---------- PROVIDED INFORMATION

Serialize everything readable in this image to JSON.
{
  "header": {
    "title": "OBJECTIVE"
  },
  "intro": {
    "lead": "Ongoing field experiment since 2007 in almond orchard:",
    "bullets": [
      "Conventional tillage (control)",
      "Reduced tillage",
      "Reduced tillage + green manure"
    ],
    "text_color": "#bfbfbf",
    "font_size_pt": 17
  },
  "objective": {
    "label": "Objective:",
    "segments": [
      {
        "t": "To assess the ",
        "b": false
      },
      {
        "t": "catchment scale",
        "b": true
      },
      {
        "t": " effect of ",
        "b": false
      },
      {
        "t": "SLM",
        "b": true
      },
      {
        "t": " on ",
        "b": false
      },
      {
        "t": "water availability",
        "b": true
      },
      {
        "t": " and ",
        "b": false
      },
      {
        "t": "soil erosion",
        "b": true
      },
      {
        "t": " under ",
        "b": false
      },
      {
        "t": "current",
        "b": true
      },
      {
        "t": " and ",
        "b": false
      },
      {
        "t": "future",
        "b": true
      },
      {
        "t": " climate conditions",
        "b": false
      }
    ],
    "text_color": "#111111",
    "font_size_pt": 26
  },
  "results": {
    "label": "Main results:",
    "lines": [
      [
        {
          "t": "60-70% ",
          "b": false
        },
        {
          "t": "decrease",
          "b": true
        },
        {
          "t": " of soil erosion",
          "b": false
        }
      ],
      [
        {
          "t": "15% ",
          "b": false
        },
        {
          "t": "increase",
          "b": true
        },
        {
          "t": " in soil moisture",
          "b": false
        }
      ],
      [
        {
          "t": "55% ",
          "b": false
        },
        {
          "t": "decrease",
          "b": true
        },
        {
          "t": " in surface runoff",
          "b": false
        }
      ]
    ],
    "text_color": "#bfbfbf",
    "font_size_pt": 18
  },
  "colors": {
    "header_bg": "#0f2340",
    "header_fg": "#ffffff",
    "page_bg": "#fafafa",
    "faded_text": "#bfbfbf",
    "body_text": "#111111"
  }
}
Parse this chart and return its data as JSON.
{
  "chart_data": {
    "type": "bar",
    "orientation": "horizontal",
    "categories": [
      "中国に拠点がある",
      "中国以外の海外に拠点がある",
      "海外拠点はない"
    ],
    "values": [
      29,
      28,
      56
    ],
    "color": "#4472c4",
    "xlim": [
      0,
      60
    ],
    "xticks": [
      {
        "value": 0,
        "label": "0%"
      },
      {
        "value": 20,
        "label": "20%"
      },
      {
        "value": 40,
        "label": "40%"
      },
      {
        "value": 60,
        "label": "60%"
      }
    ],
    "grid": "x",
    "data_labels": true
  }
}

--------------------

* _DESCRIPTION OF THE TASK_
Return all the lines that contain the string "this".

* _ANSWER TO THE EXERCISE_
Serialize everything readable in this image to JSON.
Parse this chart and return its data as JSON.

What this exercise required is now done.